→ **Exercise**:
Set down each record below precisely, skipping the pictures.

→ **Data extract**:

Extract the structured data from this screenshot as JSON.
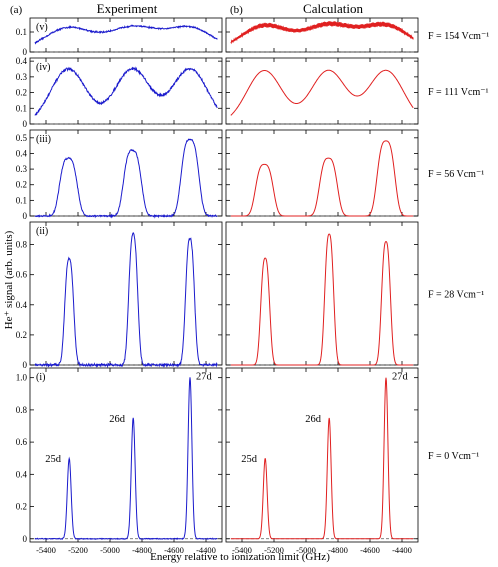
{
  "figure": {
    "left_header": "(a)",
    "left_title": "Experiment",
    "right_header": "(b)",
    "right_title": "Calculation",
    "ylabel": "He⁺ signal (arb. units)",
    "xlabel": "Energy relative to ionization limit (GHz)"
  },
  "colors": {
    "experiment": "#1a1acc",
    "calculation": "#e02020",
    "baseline": "#555555"
  },
  "chart_data": {
    "type": "line",
    "xlim": [
      -5500,
      -4300
    ],
    "xticks": [
      -5400,
      -5200,
      -5000,
      -4800,
      -4600,
      -4400
    ],
    "xtick_labels": [
      "-5400",
      "-5200",
      "-5000",
      "-4800",
      "-4600",
      "-4400"
    ],
    "columns": [
      "Experiment",
      "Calculation"
    ],
    "panels": [
      {
        "label": "(v)",
        "field": "F = 154 Vcm⁻¹",
        "ylim": [
          0,
          0.17
        ],
        "yticks": [
          0,
          0.1
        ],
        "ytick_labels": [
          "0",
          "0.1"
        ],
        "series": [
          {
            "column": "Experiment",
            "centers": [
              -5260,
              -4860,
              -4500
            ],
            "peak": 0.12,
            "width": 150,
            "shape": "broad"
          },
          {
            "column": "Calculation",
            "centers": [
              -5260,
              -4860,
              -4500
            ],
            "peak": 0.13,
            "width": 150,
            "shape": "broad"
          }
        ]
      },
      {
        "label": "(iv)",
        "field": "F = 111 Vcm⁻¹",
        "ylim": [
          0,
          0.42
        ],
        "yticks": [
          0,
          0.1,
          0.2,
          0.3,
          0.4
        ],
        "ytick_labels": [
          "0",
          "0.1",
          "0.2",
          "0.3",
          "0.4"
        ],
        "series": [
          {
            "column": "Experiment",
            "centers": [
              -5260,
              -4860,
              -4500
            ],
            "peak": 0.35,
            "width": 110,
            "shape": "broad"
          },
          {
            "column": "Calculation",
            "centers": [
              -5260,
              -4860,
              -4500
            ],
            "peak": 0.34,
            "width": 110,
            "shape": "broad"
          }
        ]
      },
      {
        "label": "(iii)",
        "field": "F = 56 Vcm⁻¹",
        "ylim": [
          0,
          0.55
        ],
        "yticks": [
          0,
          0.1,
          0.2,
          0.3,
          0.4,
          0.5
        ],
        "ytick_labels": [
          "0",
          "0.1",
          "0.2",
          "0.3",
          "0.4",
          "0.5"
        ],
        "series": [
          {
            "column": "Experiment",
            "centers": [
              -5260,
              -4860,
              -4500
            ],
            "peaks": [
              0.37,
              0.42,
              0.49
            ],
            "width": 55,
            "shape": "medium"
          },
          {
            "column": "Calculation",
            "centers": [
              -5260,
              -4860,
              -4500
            ],
            "peaks": [
              0.33,
              0.37,
              0.48
            ],
            "width": 55,
            "shape": "medium"
          }
        ]
      },
      {
        "label": "(ii)",
        "field": "F = 28 Vcm⁻¹",
        "ylim": [
          0,
          0.95
        ],
        "yticks": [
          0,
          0.2,
          0.4,
          0.6,
          0.8
        ],
        "ytick_labels": [
          "0",
          "0.2",
          "0.4",
          "0.6",
          "0.8"
        ],
        "series": [
          {
            "column": "Experiment",
            "centers": [
              -5255,
              -4855,
              -4500
            ],
            "peaks": [
              0.71,
              0.87,
              0.84
            ],
            "width": 30,
            "shape": "narrow"
          },
          {
            "column": "Calculation",
            "centers": [
              -5255,
              -4855,
              -4500
            ],
            "peaks": [
              0.71,
              0.87,
              0.82
            ],
            "width": 30,
            "shape": "narrow"
          }
        ]
      },
      {
        "label": "(i)",
        "field": "F = 0 Vcm⁻¹",
        "ylim": [
          -0.02,
          1.06
        ],
        "yticks": [
          0,
          0.2,
          0.4,
          0.6,
          0.8,
          1.0
        ],
        "ytick_labels": [
          "0",
          "0.2",
          "0.4",
          "0.6",
          "0.8",
          "1.0"
        ],
        "peak_labels": [
          "25d",
          "26d",
          "27d"
        ],
        "series": [
          {
            "column": "Experiment",
            "centers": [
              -5255,
              -4855,
              -4500
            ],
            "peaks": [
              0.5,
              0.75,
              1.0
            ],
            "width": 12,
            "shape": "sharp"
          },
          {
            "column": "Calculation",
            "centers": [
              -5255,
              -4855,
              -4500
            ],
            "peaks": [
              0.5,
              0.75,
              1.0
            ],
            "width": 12,
            "shape": "sharp"
          }
        ]
      }
    ]
  }
}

→ **Response**:
Extract the structured data from this screenshot as JSON.
{
  "figure": {
    "left_header": "(a)",
    "left_title": "Experiment",
    "right_header": "(b)",
    "right_title": "Calculation",
    "ylabel": "He⁺ signal (arb. units)",
    "xlabel": "Energy relative to ionization limit (GHz)"
  },
  "colors": {
    "experiment": "#1a1acc",
    "calculation": "#e02020",
    "baseline": "#555555"
  },
  "chart_data": {
    "type": "line",
    "xlim": [
      -5500,
      -4300
    ],
    "xticks": [
      -5400,
      -5200,
      -5000,
      -4800,
      -4600,
      -4400
    ],
    "xtick_labels": [
      "-5400",
      "-5200",
      "-5000",
      "-4800",
      "-4600",
      "-4400"
    ],
    "columns": [
      "Experiment",
      "Calculation"
    ],
    "panels": [
      {
        "label": "(v)",
        "field": "F = 154 Vcm⁻¹",
        "ylim": [
          0,
          0.17
        ],
        "yticks": [
          0,
          0.1
        ],
        "ytick_labels": [
          "0",
          "0.1"
        ],
        "series": [
          {
            "column": "Experiment",
            "centers": [
              -5260,
              -4860,
              -4500
            ],
            "peak": 0.12,
            "width": 150,
            "shape": "broad"
          },
          {
            "column": "Calculation",
            "centers": [
              -5260,
              -4860,
              -4500
            ],
            "peak": 0.13,
            "width": 150,
            "shape": "broad"
          }
        ]
      },
      {
        "label": "(iv)",
        "field": "F = 111 Vcm⁻¹",
        "ylim": [
          0,
          0.42
        ],
        "yticks": [
          0,
          0.1,
          0.2,
          0.3,
          0.4
        ],
        "ytick_labels": [
          "0",
          "0.1",
          "0.2",
          "0.3",
          "0.4"
        ],
        "series": [
          {
            "column": "Experiment",
            "centers": [
              -5260,
              -4860,
              -4500
            ],
            "peak": 0.35,
            "width": 110,
            "shape": "broad"
          },
          {
            "column": "Calculation",
            "centers": [
              -5260,
              -4860,
              -4500
            ],
            "peak": 0.34,
            "width": 110,
            "shape": "broad"
          }
        ]
      },
      {
        "label": "(iii)",
        "field": "F = 56 Vcm⁻¹",
        "ylim": [
          0,
          0.55
        ],
        "yticks": [
          0,
          0.1,
          0.2,
          0.3,
          0.4,
          0.5
        ],
        "ytick_labels": [
          "0",
          "0.1",
          "0.2",
          "0.3",
          "0.4",
          "0.5"
        ],
        "series": [
          {
            "column": "Experiment",
            "centers": [
              -5260,
              -4860,
              -4500
            ],
            "peaks": [
              0.37,
              0.42,
              0.49
            ],
            "width": 55,
            "shape": "medium"
          },
          {
            "column": "Calculation",
            "centers": [
              -5260,
              -4860,
              -4500
            ],
            "peaks": [
              0.33,
              0.37,
              0.48
            ],
            "width": 55,
            "shape": "medium"
          }
        ]
      },
      {
        "label": "(ii)",
        "field": "F = 28 Vcm⁻¹",
        "ylim": [
          0,
          0.95
        ],
        "yticks": [
          0,
          0.2,
          0.4,
          0.6,
          0.8
        ],
        "ytick_labels": [
          "0",
          "0.2",
          "0.4",
          "0.6",
          "0.8"
        ],
        "series": [
          {
            "column": "Experiment",
            "centers": [
              -5255,
              -4855,
              -4500
            ],
            "peaks": [
              0.71,
              0.87,
              0.84
            ],
            "width": 30,
            "shape": "narrow"
          },
          {
            "column": "Calculation",
            "centers": [
              -5255,
              -4855,
              -4500
            ],
            "peaks": [
              0.71,
              0.87,
              0.82
            ],
            "width": 30,
            "shape": "narrow"
          }
        ]
      },
      {
        "label": "(i)",
        "field": "F = 0 Vcm⁻¹",
        "ylim": [
          -0.02,
          1.06
        ],
        "yticks": [
          0,
          0.2,
          0.4,
          0.6,
          0.8,
          1.0
        ],
        "ytick_labels": [
          "0",
          "0.2",
          "0.4",
          "0.6",
          "0.8",
          "1.0"
        ],
        "peak_labels": [
          "25d",
          "26d",
          "27d"
        ],
        "series": [
          {
            "column": "Experiment",
            "centers": [
              -5255,
              -4855,
              -4500
            ],
            "peaks": [
              0.5,
              0.75,
              1.0
            ],
            "width": 12,
            "shape": "sharp"
          },
          {
            "column": "Calculation",
            "centers": [
              -5255,
              -4855,
              -4500
            ],
            "peaks": [
              0.5,
              0.75,
              1.0
            ],
            "width": 12,
            "shape": "sharp"
          }
        ]
      }
    ]
  }
}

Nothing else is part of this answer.